▶ _Aim_: Reproduce the records below exactly as they appear, omitting any pictures they contain.

— Start of Material —

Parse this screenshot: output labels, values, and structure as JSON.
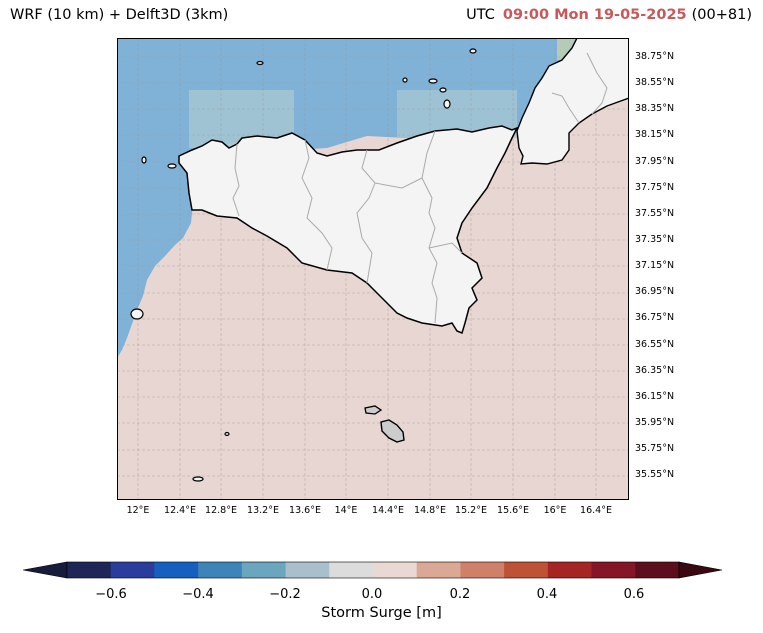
{
  "title": {
    "left": "WRF (10 km) + Delft3D (3km)",
    "utc_prefix": "UTC",
    "datetime": "09:00 Mon 19-05-2025",
    "run": "(00+81)"
  },
  "map": {
    "region": "Sicily / Malta",
    "lat_ticks": [
      "38.75°N",
      "38.55°N",
      "38.35°N",
      "38.15°N",
      "37.95°N",
      "37.75°N",
      "37.55°N",
      "37.35°N",
      "37.15°N",
      "36.95°N",
      "36.75°N",
      "36.55°N",
      "36.35°N",
      "36.15°N",
      "35.95°N",
      "35.75°N",
      "35.55°N"
    ],
    "lon_ticks": [
      "12°E",
      "12.4°E",
      "12.8°E",
      "13.2°E",
      "13.6°E",
      "14°E",
      "14.4°E",
      "14.8°E",
      "15.2°E",
      "15.6°E",
      "16°E",
      "16.4°E"
    ],
    "colors": {
      "sea_negative": "#7fb2d6",
      "sea_positive": "#e8d6d2",
      "land": "#f4f4f4",
      "coast": "#000000",
      "borders": "#aaaaaa"
    }
  },
  "colorbar": {
    "label": "Storm Surge [m]",
    "ticks": [
      "−0.6",
      "−0.4",
      "−0.2",
      "0.0",
      "0.2",
      "0.4",
      "0.6"
    ],
    "levels": [
      -0.7,
      -0.6,
      -0.5,
      -0.4,
      -0.3,
      -0.2,
      -0.1,
      0.0,
      0.1,
      0.2,
      0.3,
      0.4,
      0.5,
      0.6,
      0.7
    ],
    "colors": [
      "#1f2657",
      "#2a3d9c",
      "#1560be",
      "#3d85b8",
      "#6aa6be",
      "#a9c0cc",
      "#dcdcdc",
      "#ead8d3",
      "#dba896",
      "#cf8068",
      "#bd5236",
      "#a52424",
      "#851628",
      "#5c0e1c"
    ],
    "under_color": "#181c3b",
    "over_color": "#3a0812"
  }
}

— End of Material —

▶ _Task response_:
Parse this screenshot: output labels, values, and structure as JSON.
{
  "title": {
    "left": "WRF (10 km) + Delft3D (3km)",
    "utc_prefix": "UTC",
    "datetime": "09:00 Mon 19-05-2025",
    "run": "(00+81)"
  },
  "map": {
    "region": "Sicily / Malta",
    "lat_ticks": [
      "38.75°N",
      "38.55°N",
      "38.35°N",
      "38.15°N",
      "37.95°N",
      "37.75°N",
      "37.55°N",
      "37.35°N",
      "37.15°N",
      "36.95°N",
      "36.75°N",
      "36.55°N",
      "36.35°N",
      "36.15°N",
      "35.95°N",
      "35.75°N",
      "35.55°N"
    ],
    "lon_ticks": [
      "12°E",
      "12.4°E",
      "12.8°E",
      "13.2°E",
      "13.6°E",
      "14°E",
      "14.4°E",
      "14.8°E",
      "15.2°E",
      "15.6°E",
      "16°E",
      "16.4°E"
    ],
    "colors": {
      "sea_negative": "#7fb2d6",
      "sea_positive": "#e8d6d2",
      "land": "#f4f4f4",
      "coast": "#000000",
      "borders": "#aaaaaa"
    }
  },
  "colorbar": {
    "label": "Storm Surge [m]",
    "ticks": [
      "−0.6",
      "−0.4",
      "−0.2",
      "0.0",
      "0.2",
      "0.4",
      "0.6"
    ],
    "levels": [
      -0.7,
      -0.6,
      -0.5,
      -0.4,
      -0.3,
      -0.2,
      -0.1,
      0.0,
      0.1,
      0.2,
      0.3,
      0.4,
      0.5,
      0.6,
      0.7
    ],
    "colors": [
      "#1f2657",
      "#2a3d9c",
      "#1560be",
      "#3d85b8",
      "#6aa6be",
      "#a9c0cc",
      "#dcdcdc",
      "#ead8d3",
      "#dba896",
      "#cf8068",
      "#bd5236",
      "#a52424",
      "#851628",
      "#5c0e1c"
    ],
    "under_color": "#181c3b",
    "over_color": "#3a0812"
  }
}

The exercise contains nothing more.